- Data excerpts
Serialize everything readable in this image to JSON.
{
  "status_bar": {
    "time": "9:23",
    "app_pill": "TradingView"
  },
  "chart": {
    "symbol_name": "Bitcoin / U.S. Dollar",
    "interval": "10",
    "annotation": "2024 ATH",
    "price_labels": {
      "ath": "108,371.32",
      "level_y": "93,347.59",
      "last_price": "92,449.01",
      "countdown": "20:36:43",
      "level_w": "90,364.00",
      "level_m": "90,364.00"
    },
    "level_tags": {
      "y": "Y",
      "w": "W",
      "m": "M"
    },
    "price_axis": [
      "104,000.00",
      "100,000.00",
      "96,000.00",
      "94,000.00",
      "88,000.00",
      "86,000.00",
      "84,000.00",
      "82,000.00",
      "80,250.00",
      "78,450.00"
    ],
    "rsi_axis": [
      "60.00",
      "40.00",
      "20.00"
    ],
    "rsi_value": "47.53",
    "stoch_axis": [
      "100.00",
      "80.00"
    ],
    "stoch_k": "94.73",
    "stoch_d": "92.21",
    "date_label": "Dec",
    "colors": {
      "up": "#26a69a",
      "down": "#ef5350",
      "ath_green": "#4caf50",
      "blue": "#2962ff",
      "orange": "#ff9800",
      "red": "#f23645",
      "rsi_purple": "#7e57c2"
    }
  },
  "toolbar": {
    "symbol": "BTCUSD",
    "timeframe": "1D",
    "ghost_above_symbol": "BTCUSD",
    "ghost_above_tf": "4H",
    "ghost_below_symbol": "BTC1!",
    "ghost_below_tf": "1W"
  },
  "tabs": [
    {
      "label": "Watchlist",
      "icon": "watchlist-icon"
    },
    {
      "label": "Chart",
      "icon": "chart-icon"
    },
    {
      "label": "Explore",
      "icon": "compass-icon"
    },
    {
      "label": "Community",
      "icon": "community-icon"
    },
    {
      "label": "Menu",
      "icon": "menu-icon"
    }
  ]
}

---

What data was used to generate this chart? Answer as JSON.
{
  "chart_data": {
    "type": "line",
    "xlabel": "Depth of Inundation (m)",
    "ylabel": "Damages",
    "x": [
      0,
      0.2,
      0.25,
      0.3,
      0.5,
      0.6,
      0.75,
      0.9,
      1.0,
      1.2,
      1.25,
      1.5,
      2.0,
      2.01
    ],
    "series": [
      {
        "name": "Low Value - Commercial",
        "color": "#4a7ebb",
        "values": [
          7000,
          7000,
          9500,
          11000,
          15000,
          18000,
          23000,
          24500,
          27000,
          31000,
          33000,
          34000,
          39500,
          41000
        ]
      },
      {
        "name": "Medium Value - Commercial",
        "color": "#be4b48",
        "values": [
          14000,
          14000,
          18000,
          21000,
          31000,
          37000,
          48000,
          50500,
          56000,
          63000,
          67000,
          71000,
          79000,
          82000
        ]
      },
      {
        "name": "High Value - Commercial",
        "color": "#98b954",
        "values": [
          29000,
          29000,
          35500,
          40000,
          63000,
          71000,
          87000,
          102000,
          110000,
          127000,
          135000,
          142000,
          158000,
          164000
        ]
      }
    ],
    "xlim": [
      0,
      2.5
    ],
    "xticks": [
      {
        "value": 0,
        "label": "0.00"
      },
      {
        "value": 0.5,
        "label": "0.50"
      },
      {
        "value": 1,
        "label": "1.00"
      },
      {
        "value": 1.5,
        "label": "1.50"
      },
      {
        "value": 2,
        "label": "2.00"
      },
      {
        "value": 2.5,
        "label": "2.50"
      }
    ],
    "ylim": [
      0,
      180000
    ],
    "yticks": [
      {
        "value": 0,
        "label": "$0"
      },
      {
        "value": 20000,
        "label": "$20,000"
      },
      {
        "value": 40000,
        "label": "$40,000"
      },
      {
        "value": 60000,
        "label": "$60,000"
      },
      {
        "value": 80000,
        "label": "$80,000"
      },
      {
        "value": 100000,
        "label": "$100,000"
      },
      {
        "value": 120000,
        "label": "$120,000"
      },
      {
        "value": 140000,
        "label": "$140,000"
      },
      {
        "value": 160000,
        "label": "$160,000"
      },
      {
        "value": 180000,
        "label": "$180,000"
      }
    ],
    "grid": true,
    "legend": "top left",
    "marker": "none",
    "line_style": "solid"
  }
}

- Requirement
Pull out all lines from the entries above in which the word "BTCUSD" appears.

- Expected answer
    "symbol": "BTCUSD",
    "ghost_above_symbol": "BTCUSD",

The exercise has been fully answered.